───── Recorded data ─────

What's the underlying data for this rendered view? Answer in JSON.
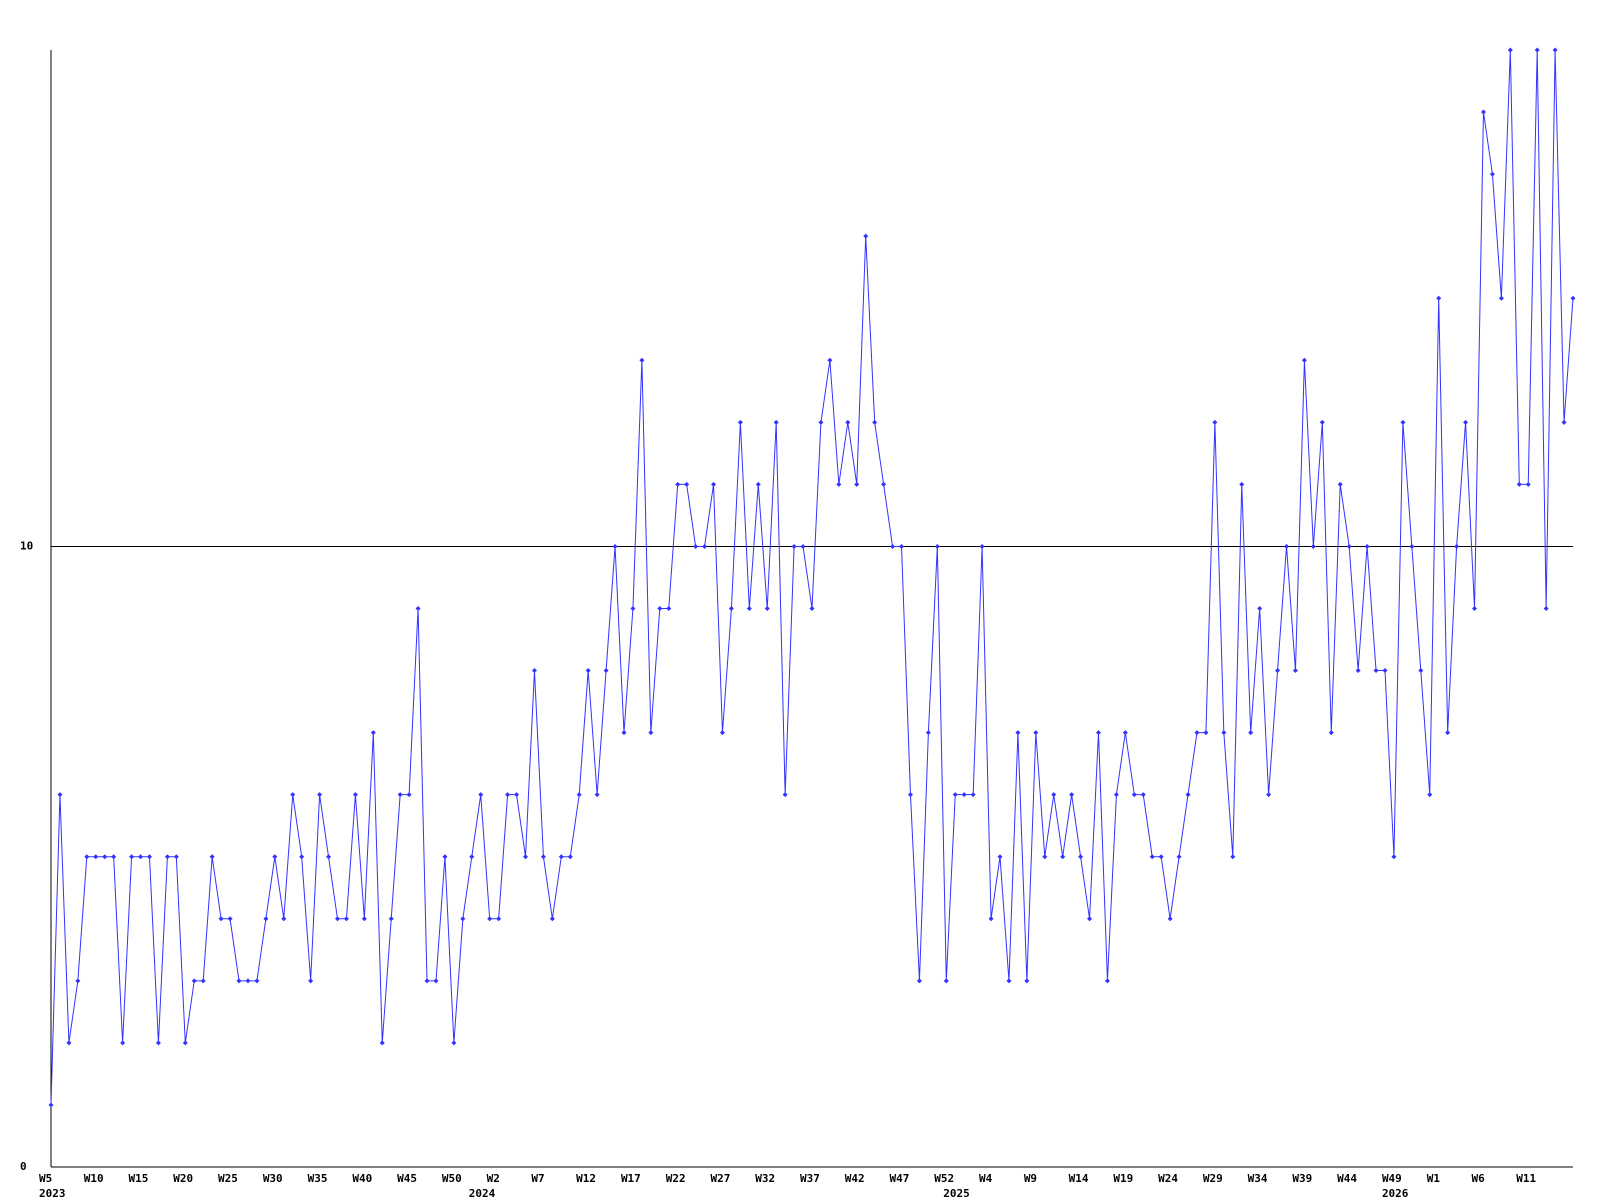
{
  "chart_data": {
    "type": "line",
    "categories": [
      "W5",
      null,
      null,
      null,
      null,
      "W10",
      null,
      null,
      null,
      null,
      "W15",
      null,
      null,
      null,
      null,
      "W20",
      null,
      null,
      null,
      null,
      "W25",
      null,
      null,
      null,
      null,
      "W30",
      null,
      null,
      null,
      null,
      "W35",
      null,
      null,
      null,
      null,
      "W40",
      null,
      null,
      null,
      null,
      "W45",
      null,
      null,
      null,
      null,
      "W50",
      null,
      null,
      null,
      null,
      "W2",
      null,
      null,
      null,
      null,
      "W7",
      null,
      null,
      null,
      null,
      "W12",
      null,
      null,
      null,
      null,
      "W17",
      null,
      null,
      null,
      null,
      "W22",
      null,
      null,
      null,
      null,
      "W27",
      null,
      null,
      null,
      null,
      "W32",
      null,
      null,
      null,
      null,
      "W37",
      null,
      null,
      null,
      null,
      "W42",
      null,
      null,
      null,
      null,
      "W47",
      null,
      null,
      null,
      null,
      "W52",
      null,
      null,
      null,
      null,
      "W4",
      null,
      null,
      null,
      null,
      "W9",
      null,
      null,
      null,
      null,
      "W14",
      null,
      null,
      null,
      null,
      "W19",
      null,
      null,
      null,
      null,
      "W24",
      null,
      null,
      null,
      null,
      "W29",
      null,
      null,
      null,
      null,
      "W34",
      null,
      null,
      null,
      null,
      "W39",
      null,
      null,
      null,
      null,
      "W44",
      null,
      null,
      null,
      null,
      "W49",
      null,
      null,
      null,
      null,
      "W1",
      null,
      null,
      null,
      null,
      "W6",
      null,
      null,
      null,
      null,
      "W11",
      null,
      null,
      null,
      null,
      null
    ],
    "year_categories": [
      "2023",
      null,
      null,
      null,
      null,
      null,
      null,
      null,
      null,
      null,
      null,
      null,
      null,
      null,
      null,
      null,
      null,
      null,
      null,
      null,
      null,
      null,
      null,
      null,
      null,
      null,
      null,
      null,
      null,
      null,
      null,
      null,
      null,
      null,
      null,
      null,
      null,
      null,
      null,
      null,
      null,
      null,
      null,
      null,
      null,
      null,
      null,
      null,
      "2024",
      null,
      null,
      null,
      null,
      null,
      null,
      null,
      null,
      null,
      null,
      null,
      null,
      null,
      null,
      null,
      null,
      null,
      null,
      null,
      null,
      null,
      null,
      null,
      null,
      null,
      null,
      null,
      null,
      null,
      null,
      null,
      null,
      null,
      null,
      null,
      null,
      null,
      null,
      null,
      null,
      null,
      null,
      null,
      null,
      null,
      null,
      null,
      null,
      null,
      null,
      null,
      null,
      "2025",
      null,
      null,
      null,
      null,
      null,
      null,
      null,
      null,
      null,
      null,
      null,
      null,
      null,
      null,
      null,
      null,
      null,
      null,
      null,
      null,
      null,
      null,
      null,
      null,
      null,
      null,
      null,
      null,
      null,
      null,
      null,
      null,
      null,
      null,
      null,
      null,
      null,
      null,
      null,
      null,
      null,
      null,
      null,
      null,
      null,
      null,
      null,
      null,
      "2026",
      null,
      null,
      null,
      null,
      null,
      null,
      null,
      null,
      null,
      null,
      null,
      null,
      null,
      null,
      null,
      null
    ],
    "values": [
      1,
      6,
      2,
      3,
      5,
      5,
      5,
      5,
      2,
      5,
      5,
      5,
      2,
      5,
      5,
      2,
      3,
      3,
      5,
      4,
      4,
      3,
      3,
      3,
      4,
      5,
      4,
      6,
      5,
      3,
      6,
      5,
      4,
      4,
      6,
      4,
      7,
      2,
      4,
      6,
      6,
      9,
      3,
      3,
      5,
      2,
      4,
      5,
      6,
      4,
      4,
      6,
      6,
      5,
      8,
      5,
      4,
      5,
      5,
      6,
      8,
      6,
      8,
      10,
      7,
      9,
      13,
      7,
      9,
      9,
      11,
      11,
      10,
      10,
      11,
      7,
      9,
      12,
      9,
      11,
      9,
      12,
      6,
      10,
      10,
      9,
      12,
      13,
      11,
      12,
      11,
      15,
      12,
      11,
      10,
      10,
      6,
      3,
      7,
      10,
      3,
      6,
      6,
      6,
      10,
      4,
      5,
      3,
      7,
      3,
      7,
      5,
      6,
      5,
      6,
      5,
      4,
      7,
      3,
      6,
      7,
      6,
      6,
      5,
      5,
      4,
      5,
      6,
      7,
      7,
      12,
      7,
      5,
      11,
      7,
      9,
      6,
      8,
      10,
      8,
      13,
      10,
      12,
      7,
      11,
      10,
      8,
      10,
      8,
      8,
      5,
      12,
      10,
      8,
      6,
      14,
      7,
      10,
      12,
      9,
      17,
      16,
      14,
      18,
      11,
      11,
      18,
      9,
      18,
      12,
      14
    ],
    "color": "#3333ff",
    "ylim": [
      0,
      18
    ],
    "yticks": [
      0,
      10
    ],
    "grid": true
  }
}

─────

#### Instruction
Omit every picture, then reproduce the rest of the listing exactly.

#### Output of the exercise
What's the underlying data for this rendered view? Answer in JSON.
{
  "chart_data": {
    "type": "line",
    "categories": [
      "W5",
      null,
      null,
      null,
      null,
      "W10",
      null,
      null,
      null,
      null,
      "W15",
      null,
      null,
      null,
      null,
      "W20",
      null,
      null,
      null,
      null,
      "W25",
      null,
      null,
      null,
      null,
      "W30",
      null,
      null,
      null,
      null,
      "W35",
      null,
      null,
      null,
      null,
      "W40",
      null,
      null,
      null,
      null,
      "W45",
      null,
      null,
      null,
      null,
      "W50",
      null,
      null,
      null,
      null,
      "W2",
      null,
      null,
      null,
      null,
      "W7",
      null,
      null,
      null,
      null,
      "W12",
      null,
      null,
      null,
      null,
      "W17",
      null,
      null,
      null,
      null,
      "W22",
      null,
      null,
      null,
      null,
      "W27",
      null,
      null,
      null,
      null,
      "W32",
      null,
      null,
      null,
      null,
      "W37",
      null,
      null,
      null,
      null,
      "W42",
      null,
      null,
      null,
      null,
      "W47",
      null,
      null,
      null,
      null,
      "W52",
      null,
      null,
      null,
      null,
      "W4",
      null,
      null,
      null,
      null,
      "W9",
      null,
      null,
      null,
      null,
      "W14",
      null,
      null,
      null,
      null,
      "W19",
      null,
      null,
      null,
      null,
      "W24",
      null,
      null,
      null,
      null,
      "W29",
      null,
      null,
      null,
      null,
      "W34",
      null,
      null,
      null,
      null,
      "W39",
      null,
      null,
      null,
      null,
      "W44",
      null,
      null,
      null,
      null,
      "W49",
      null,
      null,
      null,
      null,
      "W1",
      null,
      null,
      null,
      null,
      "W6",
      null,
      null,
      null,
      null,
      "W11",
      null,
      null,
      null,
      null,
      null
    ],
    "year_categories": [
      "2023",
      null,
      null,
      null,
      null,
      null,
      null,
      null,
      null,
      null,
      null,
      null,
      null,
      null,
      null,
      null,
      null,
      null,
      null,
      null,
      null,
      null,
      null,
      null,
      null,
      null,
      null,
      null,
      null,
      null,
      null,
      null,
      null,
      null,
      null,
      null,
      null,
      null,
      null,
      null,
      null,
      null,
      null,
      null,
      null,
      null,
      null,
      null,
      "2024",
      null,
      null,
      null,
      null,
      null,
      null,
      null,
      null,
      null,
      null,
      null,
      null,
      null,
      null,
      null,
      null,
      null,
      null,
      null,
      null,
      null,
      null,
      null,
      null,
      null,
      null,
      null,
      null,
      null,
      null,
      null,
      null,
      null,
      null,
      null,
      null,
      null,
      null,
      null,
      null,
      null,
      null,
      null,
      null,
      null,
      null,
      null,
      null,
      null,
      null,
      null,
      null,
      "2025",
      null,
      null,
      null,
      null,
      null,
      null,
      null,
      null,
      null,
      null,
      null,
      null,
      null,
      null,
      null,
      null,
      null,
      null,
      null,
      null,
      null,
      null,
      null,
      null,
      null,
      null,
      null,
      null,
      null,
      null,
      null,
      null,
      null,
      null,
      null,
      null,
      null,
      null,
      null,
      null,
      null,
      null,
      null,
      null,
      null,
      null,
      null,
      null,
      "2026",
      null,
      null,
      null,
      null,
      null,
      null,
      null,
      null,
      null,
      null,
      null,
      null,
      null,
      null,
      null,
      null
    ],
    "values": [
      1,
      6,
      2,
      3,
      5,
      5,
      5,
      5,
      2,
      5,
      5,
      5,
      2,
      5,
      5,
      2,
      3,
      3,
      5,
      4,
      4,
      3,
      3,
      3,
      4,
      5,
      4,
      6,
      5,
      3,
      6,
      5,
      4,
      4,
      6,
      4,
      7,
      2,
      4,
      6,
      6,
      9,
      3,
      3,
      5,
      2,
      4,
      5,
      6,
      4,
      4,
      6,
      6,
      5,
      8,
      5,
      4,
      5,
      5,
      6,
      8,
      6,
      8,
      10,
      7,
      9,
      13,
      7,
      9,
      9,
      11,
      11,
      10,
      10,
      11,
      7,
      9,
      12,
      9,
      11,
      9,
      12,
      6,
      10,
      10,
      9,
      12,
      13,
      11,
      12,
      11,
      15,
      12,
      11,
      10,
      10,
      6,
      3,
      7,
      10,
      3,
      6,
      6,
      6,
      10,
      4,
      5,
      3,
      7,
      3,
      7,
      5,
      6,
      5,
      6,
      5,
      4,
      7,
      3,
      6,
      7,
      6,
      6,
      5,
      5,
      4,
      5,
      6,
      7,
      7,
      12,
      7,
      5,
      11,
      7,
      9,
      6,
      8,
      10,
      8,
      13,
      10,
      12,
      7,
      11,
      10,
      8,
      10,
      8,
      8,
      5,
      12,
      10,
      8,
      6,
      14,
      7,
      10,
      12,
      9,
      17,
      16,
      14,
      18,
      11,
      11,
      18,
      9,
      18,
      12,
      14
    ],
    "color": "#3333ff",
    "ylim": [
      0,
      18
    ],
    "yticks": [
      0,
      10
    ],
    "grid": true
  }
}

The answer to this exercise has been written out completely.